Excerpt to read ::
------------------------------------------------
Thursday, 2 July 2026

What's the Buzz? Jesus on Stage and at the Movies

This post is written for the Bloomsbury Online Group, July 2026.

I was a teenager when I first met Jesus Christ Superstar, and not in a theatre but on a cassette tape: the "original cast recording", played and rewound until the ribbon started to wear thin. I was captivated, and I was moved. Here was the story I'd grown up with, the story I thought I knew inside out, suddenly sounding urgent and raw and dangerous. I learned every word of every song, and if you catch me at a certain point in the evening I can probably still give you most of them. It did something to my faith that a hundred sermons hadn't managed: it made me ask questions. And it turned out that asking questions was not, as I'd half feared, the opposite of believing.

That's why I wanted us to spend an evening on this. We have a church trip coming up to see Sam Ryder in Superstar, and it seemed the perfect moment to sit with a bigger question. When artists put Jesus on a stage or a screen, what happens to him? What do their interpretations reveal, distort, or illuminate about the gospel story we carry? Every generation remakes Jesus in its own image, and watching how it does so tells us as much about us as it does about him. So here are four attempts, two on stage and two on screen, one reverent and one less reverent in each pair. I'd love you to watch the clips before we meet.
------------------------------------------------
Problems and tasks ::
a – Can you set down the post about Jesus on stage and at the movies word for word, everything from "That's why I" down to "before we meet."?
b – Could you resume the post about Jesus on stage and at the movies, writing on from its last sentence?
These records have nothing to do with the post about Jesus on stage and at the movies.

Region boundary data ::
------------------------------------------------
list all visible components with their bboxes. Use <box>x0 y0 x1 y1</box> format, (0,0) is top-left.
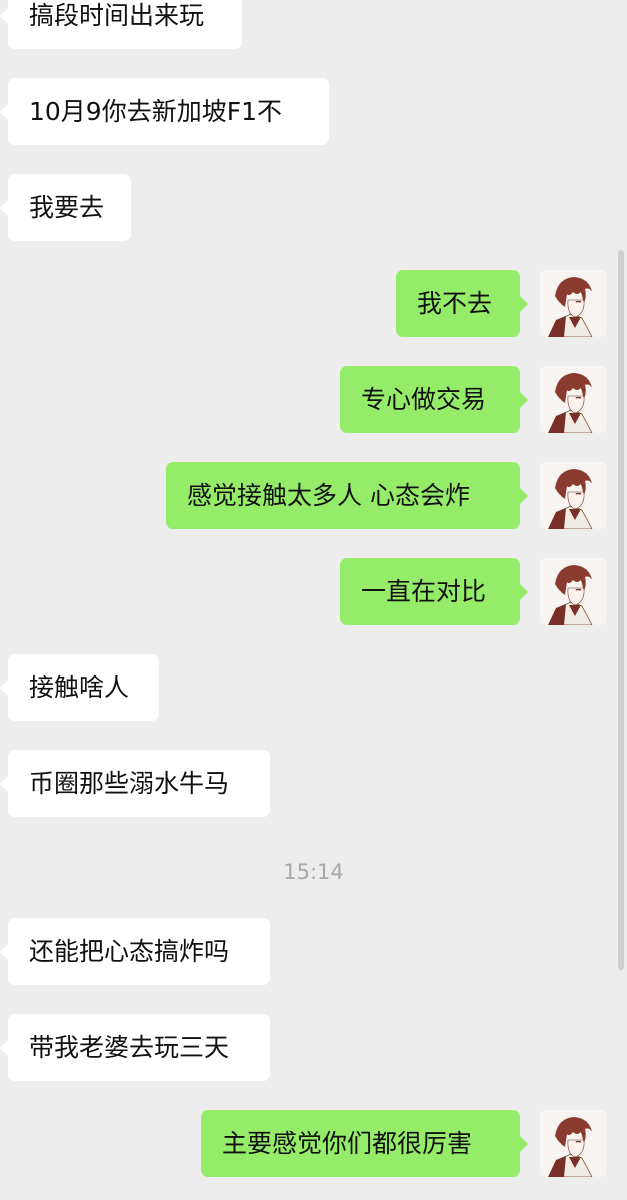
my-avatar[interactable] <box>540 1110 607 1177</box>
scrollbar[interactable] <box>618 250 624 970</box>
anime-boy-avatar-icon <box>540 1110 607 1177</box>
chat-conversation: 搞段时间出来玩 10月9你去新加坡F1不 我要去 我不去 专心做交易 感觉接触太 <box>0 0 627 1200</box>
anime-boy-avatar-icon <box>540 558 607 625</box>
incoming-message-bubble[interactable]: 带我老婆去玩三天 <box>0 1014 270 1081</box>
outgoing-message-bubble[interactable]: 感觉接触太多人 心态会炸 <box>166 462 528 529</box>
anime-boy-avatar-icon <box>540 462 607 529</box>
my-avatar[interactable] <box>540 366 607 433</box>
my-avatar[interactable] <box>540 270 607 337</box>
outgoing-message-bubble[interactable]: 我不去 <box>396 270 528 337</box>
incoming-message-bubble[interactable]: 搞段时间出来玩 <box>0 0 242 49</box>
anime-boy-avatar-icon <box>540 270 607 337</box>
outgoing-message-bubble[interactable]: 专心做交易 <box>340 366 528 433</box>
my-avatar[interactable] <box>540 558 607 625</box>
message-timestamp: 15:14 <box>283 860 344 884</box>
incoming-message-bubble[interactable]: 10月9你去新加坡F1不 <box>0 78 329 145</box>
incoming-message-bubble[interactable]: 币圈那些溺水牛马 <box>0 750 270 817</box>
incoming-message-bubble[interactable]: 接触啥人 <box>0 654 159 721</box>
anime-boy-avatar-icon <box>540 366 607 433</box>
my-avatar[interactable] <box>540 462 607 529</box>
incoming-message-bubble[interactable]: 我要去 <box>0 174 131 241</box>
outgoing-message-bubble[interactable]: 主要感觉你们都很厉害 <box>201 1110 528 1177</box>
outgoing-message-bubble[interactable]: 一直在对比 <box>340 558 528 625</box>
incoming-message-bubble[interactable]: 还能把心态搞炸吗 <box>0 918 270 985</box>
------------------------------------------------
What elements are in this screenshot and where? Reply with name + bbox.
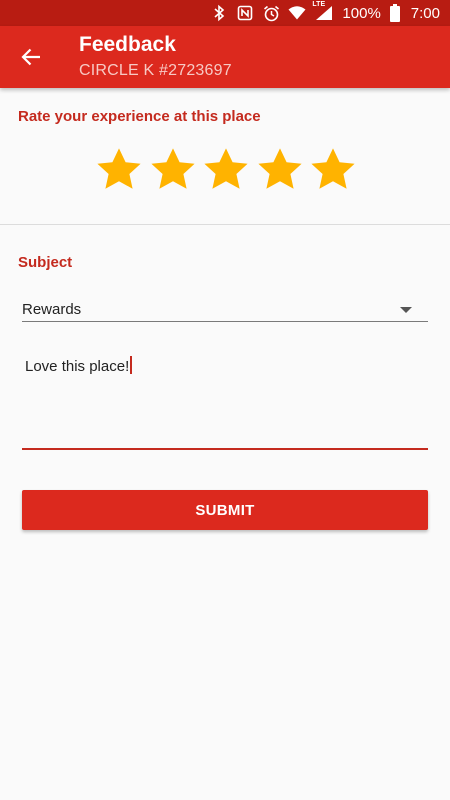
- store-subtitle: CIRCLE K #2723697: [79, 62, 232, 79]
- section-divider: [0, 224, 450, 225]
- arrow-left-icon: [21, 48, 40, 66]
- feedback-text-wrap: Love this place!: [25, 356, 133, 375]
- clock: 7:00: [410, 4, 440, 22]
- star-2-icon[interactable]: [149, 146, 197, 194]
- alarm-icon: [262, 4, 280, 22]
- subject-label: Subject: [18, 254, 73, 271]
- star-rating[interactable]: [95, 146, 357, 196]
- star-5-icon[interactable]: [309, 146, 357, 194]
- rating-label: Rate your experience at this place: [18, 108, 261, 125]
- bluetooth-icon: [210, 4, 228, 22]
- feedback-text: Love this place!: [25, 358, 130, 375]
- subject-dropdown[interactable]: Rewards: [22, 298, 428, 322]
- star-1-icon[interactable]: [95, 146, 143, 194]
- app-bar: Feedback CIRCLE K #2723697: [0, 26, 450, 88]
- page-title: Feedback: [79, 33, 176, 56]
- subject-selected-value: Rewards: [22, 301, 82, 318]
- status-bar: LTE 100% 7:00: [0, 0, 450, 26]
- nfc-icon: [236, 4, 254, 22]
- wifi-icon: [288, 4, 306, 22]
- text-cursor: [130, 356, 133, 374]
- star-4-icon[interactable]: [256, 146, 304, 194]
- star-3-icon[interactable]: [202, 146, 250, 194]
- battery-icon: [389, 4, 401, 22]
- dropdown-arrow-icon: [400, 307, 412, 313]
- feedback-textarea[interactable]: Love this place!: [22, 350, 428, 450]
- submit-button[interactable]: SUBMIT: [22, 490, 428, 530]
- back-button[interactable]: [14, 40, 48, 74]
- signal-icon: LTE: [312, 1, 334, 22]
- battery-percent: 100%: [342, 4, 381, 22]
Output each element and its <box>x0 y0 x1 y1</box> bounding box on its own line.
------------------------------------------------
Answers in order ::
a –
That's why I wanted us to spend an evening on this. We have a church trip coming up to see Sam Ryder in Superstar, and it seemed the perfect moment to sit with a bigger question. When artists put Jesus on a stage or a screen, what happens to him? What do their interpretations reveal, distort, or illuminate about the gospel story we carry? Every generation remakes Jesus in its own image, and watching how it does so tells us as much about us as it does about him. So here are four attempts, two on stage and two on screen, one reverent and one less reverent in each pair. I'd love you to watch the clips before we meet.

b –
Superstar: the gospel according to Judas

What startled me most about Jesus Christ Superstar, and still does, is whose story it is. Andrew Lloyd Webber and Tim Rice's 1970 rock opera hands the microphone to Judas. It's Judas who opens the show, agonising that things have gone too far; it's Judas who, after his death, comes back to sing the title number and fling his questions at Jesus like stones. Why here? Why now? Did you know how this would end? Are you who they say you are? It's a betrayer's-eye view of the passion, and it's electrifying.

Watch: "Superstar" (Carl Anderson as Judas, 1973 film):
https://www.youtube.com/watch?v=NGcIvK7f77o

For a young Christian who was starting to have doubts he didn't dare voice in church, this was oxygen. Superstar takes Jesus' humanity with total seriousness. The Gethsemane number is one of the most honest depictions of fear and reluctance I know, with Jesus arguing with God, frightened, wanting the cup to pass. It refuses easy piety. And notice where it leaves us: at the cross. The show ends with the burial. There's no resurrection scene, no Easter morning, just a body taken down and an aching, unresolved silence.

Now, every instinct in me wants to insist that the story doesn't and mustn't stop at Good Friday. But there's something here that gives me pause, because Mark's gospel does something not so different. In its original ending, at 16.8, Mark breaks off at the tomb too. It's an empty tomb, granted, with a young man in white announcing that Jesus has been raised, but there's no risen Christ in sight, only the women fleeing in terror and saying nothing to anyone. The earliest manuscripts stop right there, and the familiar resurrection appearances were added later. A Jesus story that ends abruptly, in fear and unresolved silence, without Easter's reassurances, turns out to be not a modern innovation but arguably the oldest ending we have. Superstar holds us in the space of Holy Saturday, that terrible day when the disciples didn't yet know how it ended, when God seemed absent and the worst had happened. Most of us live a good deal of our lives in that Saturday space. A retelling that dares to sit there, and doesn't rush us to the happy ending, may be doing something more pastorally truthful than we first assume. It's a good question for us: does leaving out the resurrection distort the gospel, or does it hold up a mirror to how faith feels a lot of the time?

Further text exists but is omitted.